WORK TO COMPLETE -
a - Using the commentary on the Star Trek episodes, decide whether each statement agrees with it. (i) Spock flinches less when he is flogged than when the Nazi major hits Kirk in the stomach. (ii) During the M-5 test, Spock backs the computer rather than Kirk. (iii) As the M-5 grows more erratic, Kirk keeps having to worry about what Spock really prefers. Answer yes or no for each and quote the words of the commentary that decide it.
b - Retype the records without changes, from their first line through the line containing "- x-tick-label: 2003: [132, 395, 156, 407]", including both of those lines.
### PAGE
The Kirk-and-Spock-on-the-Nazi-planet episode sets K/S fans all a-twitter because of the scenes in which Kirk and Spock are captured by Nazis, stripped to the waist, flogged and left in a jail cell.  While I take a back seat to no one in my appreciation of the only episode in which we get to see Spock shirtless, I think the slash fans are living in a dream world if they think Kirk and Spock enjoy the flogging, which would be the only grounds for reading anything kinky into those scenes.
Kirk is obviously in pain from the wounds, and even Spock flinches as he is flogged (though not as much as when the Nazi major hits Kirk in the stomach, another indication of their mental bond, perhaps, since Spock seems to physically feel Kirk's pain)--Kirk repeatedly urges Spock to hurry up and get off his back when Spock is forced to stand on him to reach the light in the cell.  Hardly the actions of men who are into sadomasochism.

"The Ultimate Computer":

"Captain…a starship also runs on loyalty…to one man.  And nothing can replace it--or him."
                               --Spock, after the M-5's first successful wargames performance

When the Enterprise is chosen to test the new M-5 computer and it performs (at first) so efficiently and correctly that Kirk is made to feel useless, Spock unexpectedly backs him rather than the M-5 when Kirk is ready to conclude that his First Officer prefers the ship being controlled by computer.  It's a clear indication of personal as well as professional loyalty, expressed just when Kirk's morale is most in need of a boost--the instincts of a friend, though Spock would not have admitted it.  And as time goes by and the M-5 begins to behave more and more erratically, Kirk never again has to worry about Spock's true preferences in the matter.
######
### GIVEN ENTRIES
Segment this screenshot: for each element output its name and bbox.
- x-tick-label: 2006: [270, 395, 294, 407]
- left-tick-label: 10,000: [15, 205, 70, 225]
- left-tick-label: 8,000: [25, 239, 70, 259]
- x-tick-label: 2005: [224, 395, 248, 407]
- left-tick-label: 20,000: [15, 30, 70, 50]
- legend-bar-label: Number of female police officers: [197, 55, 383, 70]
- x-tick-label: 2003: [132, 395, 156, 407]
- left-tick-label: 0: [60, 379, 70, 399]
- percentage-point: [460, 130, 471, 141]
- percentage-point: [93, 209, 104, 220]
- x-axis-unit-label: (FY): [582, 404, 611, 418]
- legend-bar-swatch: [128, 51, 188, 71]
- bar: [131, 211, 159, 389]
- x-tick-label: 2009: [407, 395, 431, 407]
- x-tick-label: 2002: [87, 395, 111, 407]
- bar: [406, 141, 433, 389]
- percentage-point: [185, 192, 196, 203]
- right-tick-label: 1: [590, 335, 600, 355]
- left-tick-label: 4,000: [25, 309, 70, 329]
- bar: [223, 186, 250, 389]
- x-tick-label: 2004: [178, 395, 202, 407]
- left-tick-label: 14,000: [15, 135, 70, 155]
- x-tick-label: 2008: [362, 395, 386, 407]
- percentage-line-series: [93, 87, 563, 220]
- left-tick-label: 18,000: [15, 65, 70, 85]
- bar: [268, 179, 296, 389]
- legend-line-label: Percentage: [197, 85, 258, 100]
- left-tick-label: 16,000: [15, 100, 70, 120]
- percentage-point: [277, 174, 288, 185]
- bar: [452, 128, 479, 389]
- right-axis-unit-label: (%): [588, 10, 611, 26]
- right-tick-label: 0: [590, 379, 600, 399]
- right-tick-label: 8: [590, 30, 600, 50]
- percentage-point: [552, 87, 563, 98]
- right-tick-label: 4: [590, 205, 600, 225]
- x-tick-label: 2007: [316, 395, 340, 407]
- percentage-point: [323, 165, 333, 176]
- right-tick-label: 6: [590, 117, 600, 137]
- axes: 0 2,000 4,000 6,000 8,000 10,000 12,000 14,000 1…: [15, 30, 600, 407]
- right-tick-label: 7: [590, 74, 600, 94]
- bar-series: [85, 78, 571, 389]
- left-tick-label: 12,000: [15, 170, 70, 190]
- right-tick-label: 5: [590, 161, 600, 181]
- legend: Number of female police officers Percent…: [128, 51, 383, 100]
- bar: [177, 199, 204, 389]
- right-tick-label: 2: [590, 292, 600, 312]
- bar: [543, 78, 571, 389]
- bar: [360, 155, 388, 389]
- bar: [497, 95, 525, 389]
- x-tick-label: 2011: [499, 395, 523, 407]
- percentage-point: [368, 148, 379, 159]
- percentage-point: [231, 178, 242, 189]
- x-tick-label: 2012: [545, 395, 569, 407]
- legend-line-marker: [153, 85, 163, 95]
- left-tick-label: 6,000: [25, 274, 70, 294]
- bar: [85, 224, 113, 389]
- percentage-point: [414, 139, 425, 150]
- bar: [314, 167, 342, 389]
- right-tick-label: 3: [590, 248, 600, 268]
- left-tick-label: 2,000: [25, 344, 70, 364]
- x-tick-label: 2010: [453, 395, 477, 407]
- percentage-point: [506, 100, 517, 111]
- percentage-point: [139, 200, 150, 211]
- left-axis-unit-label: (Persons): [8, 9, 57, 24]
######
PER-TASK ANSWERS -
a -
(i) Yes: "even Spock flinches as he is flogged (though not as much as when the Nazi major hits Kirk in the stomach"
(ii) No: "Spock unexpectedly backs him rather than the M-5"
(iii) No: "Kirk never again has to worry about Spock's true preferences in the matter."

b -
Segment this screenshot: for each element output its name and bbox.
- x-tick-label: 2006: [270, 395, 294, 407]
- left-tick-label: 10,000: [15, 205, 70, 225]
- left-tick-label: 8,000: [25, 239, 70, 259]
- x-tick-label: 2005: [224, 395, 248, 407]
- left-tick-label: 20,000: [15, 30, 70, 50]
- legend-bar-label: Number of female police officers: [197, 55, 383, 70]
- x-tick-label: 2003: [132, 395, 156, 407]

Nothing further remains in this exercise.